Input for this task:

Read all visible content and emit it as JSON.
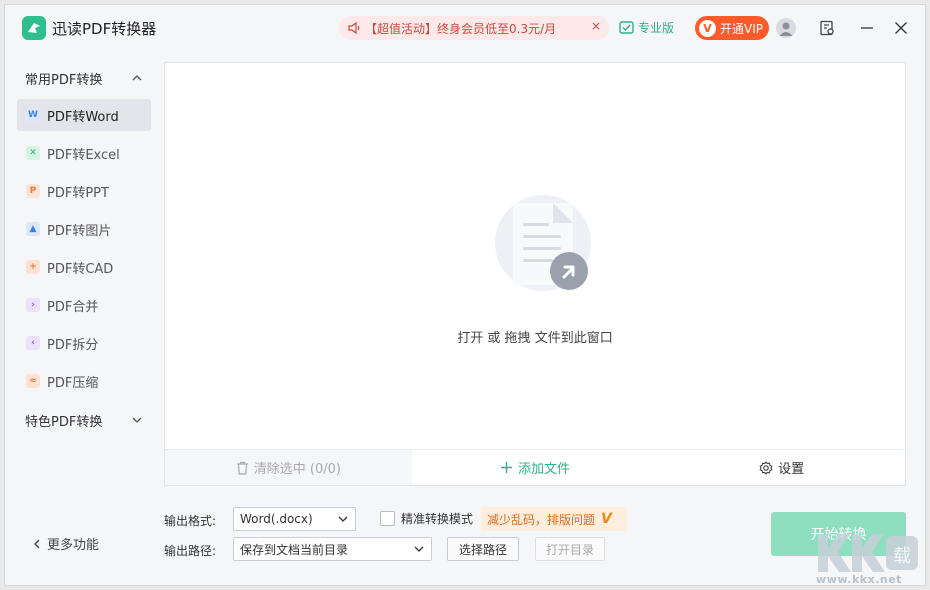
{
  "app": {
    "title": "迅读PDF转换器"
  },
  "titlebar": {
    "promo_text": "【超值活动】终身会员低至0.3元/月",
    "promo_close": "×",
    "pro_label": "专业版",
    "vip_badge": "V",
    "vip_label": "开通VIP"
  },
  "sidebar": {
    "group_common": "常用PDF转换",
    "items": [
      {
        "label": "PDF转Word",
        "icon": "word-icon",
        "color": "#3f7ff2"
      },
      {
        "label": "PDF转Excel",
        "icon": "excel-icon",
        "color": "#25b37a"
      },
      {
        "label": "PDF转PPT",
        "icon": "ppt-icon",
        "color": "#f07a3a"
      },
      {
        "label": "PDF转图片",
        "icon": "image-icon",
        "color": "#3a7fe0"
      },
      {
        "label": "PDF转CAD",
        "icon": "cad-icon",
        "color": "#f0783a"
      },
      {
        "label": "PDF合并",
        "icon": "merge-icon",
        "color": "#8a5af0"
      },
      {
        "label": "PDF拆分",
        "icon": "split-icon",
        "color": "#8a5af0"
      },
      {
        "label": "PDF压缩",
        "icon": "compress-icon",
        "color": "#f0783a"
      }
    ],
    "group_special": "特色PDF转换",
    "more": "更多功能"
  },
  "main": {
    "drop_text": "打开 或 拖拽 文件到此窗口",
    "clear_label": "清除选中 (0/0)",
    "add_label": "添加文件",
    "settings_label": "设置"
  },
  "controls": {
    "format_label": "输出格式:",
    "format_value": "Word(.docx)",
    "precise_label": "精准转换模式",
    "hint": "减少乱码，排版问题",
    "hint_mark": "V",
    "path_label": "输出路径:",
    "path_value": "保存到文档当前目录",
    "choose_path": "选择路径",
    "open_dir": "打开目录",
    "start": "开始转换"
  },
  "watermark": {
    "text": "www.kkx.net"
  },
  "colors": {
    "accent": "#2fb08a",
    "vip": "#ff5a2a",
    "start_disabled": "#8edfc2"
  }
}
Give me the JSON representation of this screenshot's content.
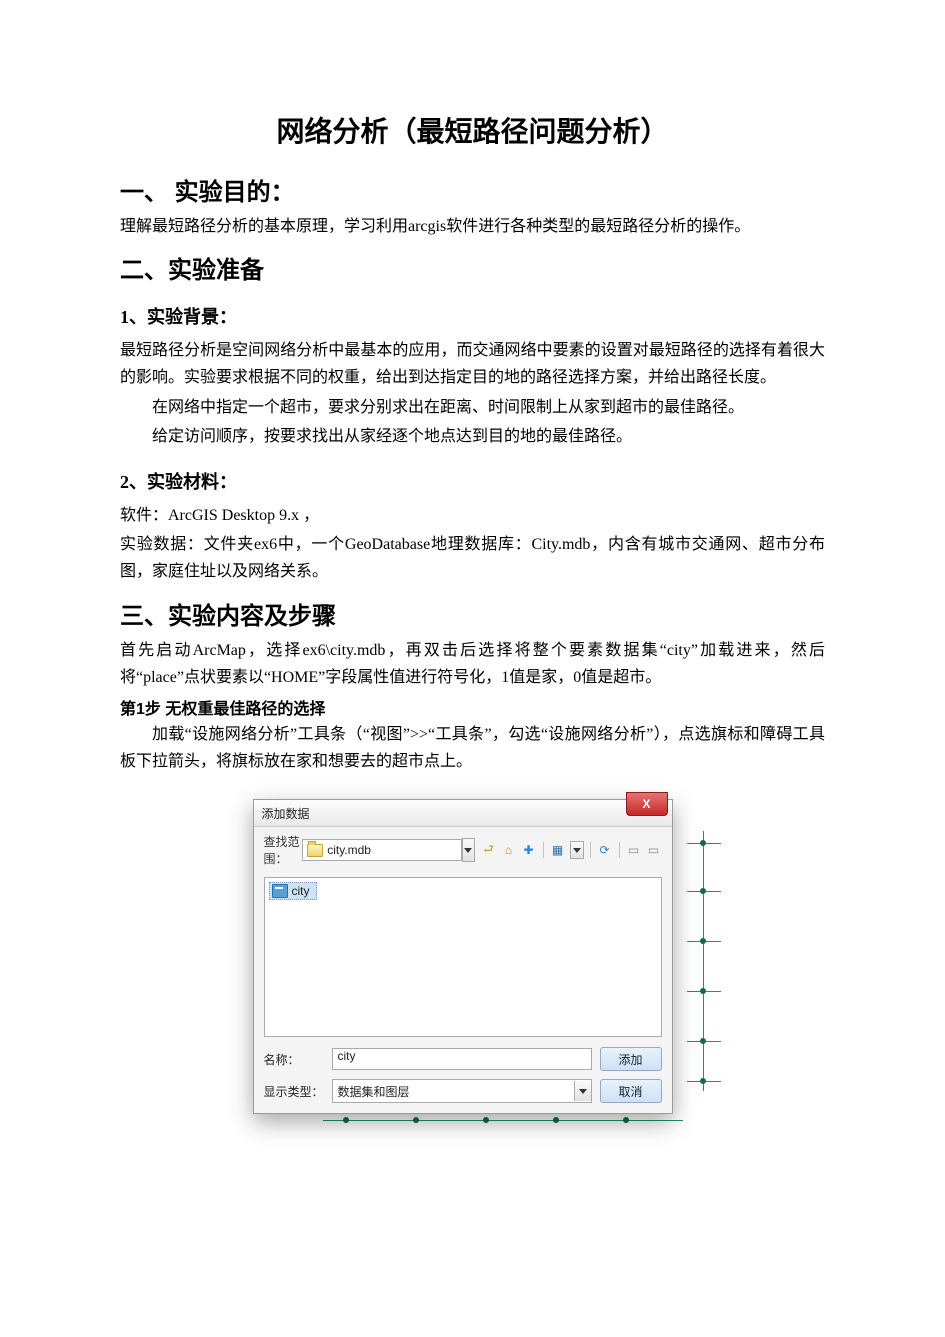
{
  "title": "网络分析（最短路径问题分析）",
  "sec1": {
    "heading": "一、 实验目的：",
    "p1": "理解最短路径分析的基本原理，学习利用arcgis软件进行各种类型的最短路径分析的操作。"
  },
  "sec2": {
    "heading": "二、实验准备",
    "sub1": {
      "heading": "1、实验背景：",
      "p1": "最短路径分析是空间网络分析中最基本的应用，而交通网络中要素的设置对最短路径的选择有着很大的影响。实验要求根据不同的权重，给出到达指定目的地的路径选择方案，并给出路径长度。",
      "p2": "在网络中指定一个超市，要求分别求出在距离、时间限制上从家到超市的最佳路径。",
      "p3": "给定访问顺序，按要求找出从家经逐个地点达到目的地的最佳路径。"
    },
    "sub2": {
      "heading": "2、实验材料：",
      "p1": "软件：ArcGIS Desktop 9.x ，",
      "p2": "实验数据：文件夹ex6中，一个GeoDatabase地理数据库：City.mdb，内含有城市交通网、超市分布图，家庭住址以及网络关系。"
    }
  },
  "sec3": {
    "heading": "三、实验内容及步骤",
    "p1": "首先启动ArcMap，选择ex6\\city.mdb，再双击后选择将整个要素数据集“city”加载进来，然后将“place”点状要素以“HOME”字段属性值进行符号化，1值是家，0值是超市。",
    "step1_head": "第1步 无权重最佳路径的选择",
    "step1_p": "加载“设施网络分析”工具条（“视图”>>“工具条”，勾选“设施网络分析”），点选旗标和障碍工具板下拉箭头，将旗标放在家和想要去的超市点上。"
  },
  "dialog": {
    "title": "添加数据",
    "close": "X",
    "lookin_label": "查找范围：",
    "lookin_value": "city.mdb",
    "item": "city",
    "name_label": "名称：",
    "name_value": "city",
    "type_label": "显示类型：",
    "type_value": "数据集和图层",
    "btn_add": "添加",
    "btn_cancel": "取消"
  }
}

Short problem:
Restate each entry word for word, please, but drop any images it holds.

Expected answer:
Read all visible content and emit it as JSON.
{
  "app": {
    "title": "迅读PDF转换器"
  },
  "titlebar": {
    "promo_text": "【超值活动】终身会员低至0.3元/月",
    "promo_close": "×",
    "pro_label": "专业版",
    "vip_badge": "V",
    "vip_label": "开通VIP"
  },
  "sidebar": {
    "group_common": "常用PDF转换",
    "items": [
      {
        "label": "PDF转Word",
        "icon": "word-icon",
        "color": "#3f7ff2"
      },
      {
        "label": "PDF转Excel",
        "icon": "excel-icon",
        "color": "#25b37a"
      },
      {
        "label": "PDF转PPT",
        "icon": "ppt-icon",
        "color": "#f07a3a"
      },
      {
        "label": "PDF转图片",
        "icon": "image-icon",
        "color": "#3a7fe0"
      },
      {
        "label": "PDF转CAD",
        "icon": "cad-icon",
        "color": "#f0783a"
      },
      {
        "label": "PDF合并",
        "icon": "merge-icon",
        "color": "#8a5af0"
      },
      {
        "label": "PDF拆分",
        "icon": "split-icon",
        "color": "#8a5af0"
      },
      {
        "label": "PDF压缩",
        "icon": "compress-icon",
        "color": "#f0783a"
      }
    ],
    "group_special": "特色PDF转换",
    "more": "更多功能"
  },
  "main": {
    "drop_text": "打开 或 拖拽 文件到此窗口",
    "clear_label": "清除选中 (0/0)",
    "add_label": "添加文件",
    "settings_label": "设置"
  },
  "controls": {
    "format_label": "输出格式:",
    "format_value": "Word(.docx)",
    "precise_label": "精准转换模式",
    "hint": "减少乱码，排版问题",
    "hint_mark": "V",
    "path_label": "输出路径:",
    "path_value": "保存到文档当前目录",
    "choose_path": "选择路径",
    "open_dir": "打开目录",
    "start": "开始转换"
  },
  "watermark": {
    "text": "www.kkx.net"
  },
  "colors": {
    "accent": "#2fb08a",
    "vip": "#ff5a2a",
    "start_disabled": "#8edfc2"
  }
}
Give me the JSON representation of this screenshot's content.
{
  "title": "网络分析（最短路径问题分析）",
  "sec1": {
    "heading": "一、 实验目的：",
    "p1": "理解最短路径分析的基本原理，学习利用arcgis软件进行各种类型的最短路径分析的操作。"
  },
  "sec2": {
    "heading": "二、实验准备",
    "sub1": {
      "heading": "1、实验背景：",
      "p1": "最短路径分析是空间网络分析中最基本的应用，而交通网络中要素的设置对最短路径的选择有着很大的影响。实验要求根据不同的权重，给出到达指定目的地的路径选择方案，并给出路径长度。",
      "p2": "在网络中指定一个超市，要求分别求出在距离、时间限制上从家到超市的最佳路径。",
      "p3": "给定访问顺序，按要求找出从家经逐个地点达到目的地的最佳路径。"
    },
    "sub2": {
      "heading": "2、实验材料：",
      "p1": "软件：ArcGIS Desktop 9.x ，",
      "p2": "实验数据：文件夹ex6中，一个GeoDatabase地理数据库：City.mdb，内含有城市交通网、超市分布图，家庭住址以及网络关系。"
    }
  },
  "sec3": {
    "heading": "三、实验内容及步骤",
    "p1": "首先启动ArcMap，选择ex6\\city.mdb，再双击后选择将整个要素数据集“city”加载进来，然后将“place”点状要素以“HOME”字段属性值进行符号化，1值是家，0值是超市。",
    "step1_head": "第1步 无权重最佳路径的选择",
    "step1_p": "加载“设施网络分析”工具条（“视图”>>“工具条”，勾选“设施网络分析”），点选旗标和障碍工具板下拉箭头，将旗标放在家和想要去的超市点上。"
  },
  "dialog": {
    "title": "添加数据",
    "close": "X",
    "lookin_label": "查找范围：",
    "lookin_value": "city.mdb",
    "item": "city",
    "name_label": "名称：",
    "name_value": "city",
    "type_label": "显示类型：",
    "type_value": "数据集和图层",
    "btn_add": "添加",
    "btn_cancel": "取消"
  }
}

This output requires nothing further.